## WHAT IS BEING ASKED
Report all lines holding "networks".

## RECORDS FOR THIS EXERCISE
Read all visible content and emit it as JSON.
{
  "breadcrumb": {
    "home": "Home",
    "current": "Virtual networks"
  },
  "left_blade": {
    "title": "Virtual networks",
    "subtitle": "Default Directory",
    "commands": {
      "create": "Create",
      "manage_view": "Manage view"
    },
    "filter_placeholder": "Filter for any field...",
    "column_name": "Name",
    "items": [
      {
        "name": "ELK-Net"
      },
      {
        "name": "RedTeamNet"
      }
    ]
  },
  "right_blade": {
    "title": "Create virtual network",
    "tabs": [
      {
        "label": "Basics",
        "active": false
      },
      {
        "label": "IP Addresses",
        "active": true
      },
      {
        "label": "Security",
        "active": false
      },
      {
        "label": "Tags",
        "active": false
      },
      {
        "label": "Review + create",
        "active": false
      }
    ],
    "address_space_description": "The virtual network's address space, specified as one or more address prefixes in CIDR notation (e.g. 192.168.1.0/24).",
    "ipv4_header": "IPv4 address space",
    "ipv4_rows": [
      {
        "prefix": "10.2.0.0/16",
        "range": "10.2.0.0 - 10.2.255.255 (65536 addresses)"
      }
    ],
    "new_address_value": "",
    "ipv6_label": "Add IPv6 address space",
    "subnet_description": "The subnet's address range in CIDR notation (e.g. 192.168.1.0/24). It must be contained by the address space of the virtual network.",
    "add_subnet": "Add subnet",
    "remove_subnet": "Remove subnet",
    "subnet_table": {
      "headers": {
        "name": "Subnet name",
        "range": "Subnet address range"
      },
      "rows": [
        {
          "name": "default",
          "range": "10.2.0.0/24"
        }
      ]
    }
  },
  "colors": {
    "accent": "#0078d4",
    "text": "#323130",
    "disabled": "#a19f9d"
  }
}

## ANSWER FOR THE TASK
    "current": "Virtual networks"
    "title": "Virtual networks",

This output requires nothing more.